### [GOAL]
Please write out the material below exactly as given.

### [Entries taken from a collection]

..........

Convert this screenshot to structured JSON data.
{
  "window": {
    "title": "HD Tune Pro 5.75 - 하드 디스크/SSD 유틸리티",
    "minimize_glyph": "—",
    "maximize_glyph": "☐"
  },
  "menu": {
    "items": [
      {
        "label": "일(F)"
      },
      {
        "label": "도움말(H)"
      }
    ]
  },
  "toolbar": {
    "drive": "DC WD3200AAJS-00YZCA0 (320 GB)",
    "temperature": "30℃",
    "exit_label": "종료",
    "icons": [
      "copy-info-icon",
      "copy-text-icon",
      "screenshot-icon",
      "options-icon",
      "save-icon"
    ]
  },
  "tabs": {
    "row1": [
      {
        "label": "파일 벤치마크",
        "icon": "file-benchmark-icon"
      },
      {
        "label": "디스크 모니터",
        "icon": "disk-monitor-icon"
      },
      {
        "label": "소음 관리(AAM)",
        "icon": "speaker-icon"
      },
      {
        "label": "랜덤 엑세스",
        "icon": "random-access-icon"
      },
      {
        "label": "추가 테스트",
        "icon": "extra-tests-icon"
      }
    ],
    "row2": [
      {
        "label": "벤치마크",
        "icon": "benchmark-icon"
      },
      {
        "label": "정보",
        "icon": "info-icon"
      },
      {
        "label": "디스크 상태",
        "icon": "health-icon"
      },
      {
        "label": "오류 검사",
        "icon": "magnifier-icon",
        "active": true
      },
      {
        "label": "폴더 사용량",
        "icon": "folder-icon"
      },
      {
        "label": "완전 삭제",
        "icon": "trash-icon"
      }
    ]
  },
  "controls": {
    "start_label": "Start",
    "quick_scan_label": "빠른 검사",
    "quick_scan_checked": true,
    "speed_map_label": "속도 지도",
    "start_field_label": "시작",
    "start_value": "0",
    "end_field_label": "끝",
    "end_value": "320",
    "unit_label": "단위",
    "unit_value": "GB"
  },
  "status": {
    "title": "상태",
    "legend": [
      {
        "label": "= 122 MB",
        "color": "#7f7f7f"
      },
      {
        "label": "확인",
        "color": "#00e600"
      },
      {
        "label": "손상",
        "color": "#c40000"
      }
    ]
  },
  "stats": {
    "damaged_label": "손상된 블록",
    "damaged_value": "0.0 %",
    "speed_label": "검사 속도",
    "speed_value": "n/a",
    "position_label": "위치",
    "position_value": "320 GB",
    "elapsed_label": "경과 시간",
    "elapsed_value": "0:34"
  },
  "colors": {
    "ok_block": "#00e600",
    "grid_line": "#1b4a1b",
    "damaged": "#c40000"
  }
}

..........

### [FULL RESPONSE]
Convert this screenshot to structured JSON data.
{
  "window": {
    "title": "HD Tune Pro 5.75 - 하드 디스크/SSD 유틸리티",
    "minimize_glyph": "—",
    "maximize_glyph": "☐"
  },
  "menu": {
    "items": [
      {
        "label": "일(F)"
      },
      {
        "label": "도움말(H)"
      }
    ]
  },
  "toolbar": {
    "drive": "DC WD3200AAJS-00YZCA0 (320 GB)",
    "temperature": "30℃",
    "exit_label": "종료",
    "icons": [
      "copy-info-icon",
      "copy-text-icon",
      "screenshot-icon",
      "options-icon",
      "save-icon"
    ]
  },
  "tabs": {
    "row1": [
      {
        "label": "파일 벤치마크",
        "icon": "file-benchmark-icon"
      },
      {
        "label": "디스크 모니터",
        "icon": "disk-monitor-icon"
      },
      {
        "label": "소음 관리(AAM)",
        "icon": "speaker-icon"
      },
      {
        "label": "랜덤 엑세스",
        "icon": "random-access-icon"
      },
      {
        "label": "추가 테스트",
        "icon": "extra-tests-icon"
      }
    ],
    "row2": [
      {
        "label": "벤치마크",
        "icon": "benchmark-icon"
      },
      {
        "label": "정보",
        "icon": "info-icon"
      },
      {
        "label": "디스크 상태",
        "icon": "health-icon"
      },
      {
        "label": "오류 검사",
        "icon": "magnifier-icon",
        "active": true
      },
      {
        "label": "폴더 사용량",
        "icon": "folder-icon"
      },
      {
        "label": "완전 삭제",
        "icon": "trash-icon"
      }
    ]
  },
  "controls": {
    "start_label": "Start",
    "quick_scan_label": "빠른 검사",
    "quick_scan_checked": true,
    "speed_map_label": "속도 지도",
    "start_field_label": "시작",
    "start_value": "0",
    "end_field_label": "끝",
    "end_value": "320",
    "unit_label": "단위",
    "unit_value": "GB"
  },
  "status": {
    "title": "상태",
    "legend": [
      {
        "label": "= 122 MB",
        "color": "#7f7f7f"
      },
      {
        "label": "확인",
        "color": "#00e600"
      },
      {
        "label": "손상",
        "color": "#c40000"
      }
    ]
  },
  "stats": {
    "damaged_label": "손상된 블록",
    "damaged_value": "0.0 %",
    "speed_label": "검사 속도",
    "speed_value": "n/a",
    "position_label": "위치",
    "position_value": "320 GB",
    "elapsed_label": "경과 시간",
    "elapsed_value": "0:34"
  },
  "colors": {
    "ok_block": "#00e600",
    "grid_line": "#1b4a1b",
    "damaged": "#c40000"
  }
}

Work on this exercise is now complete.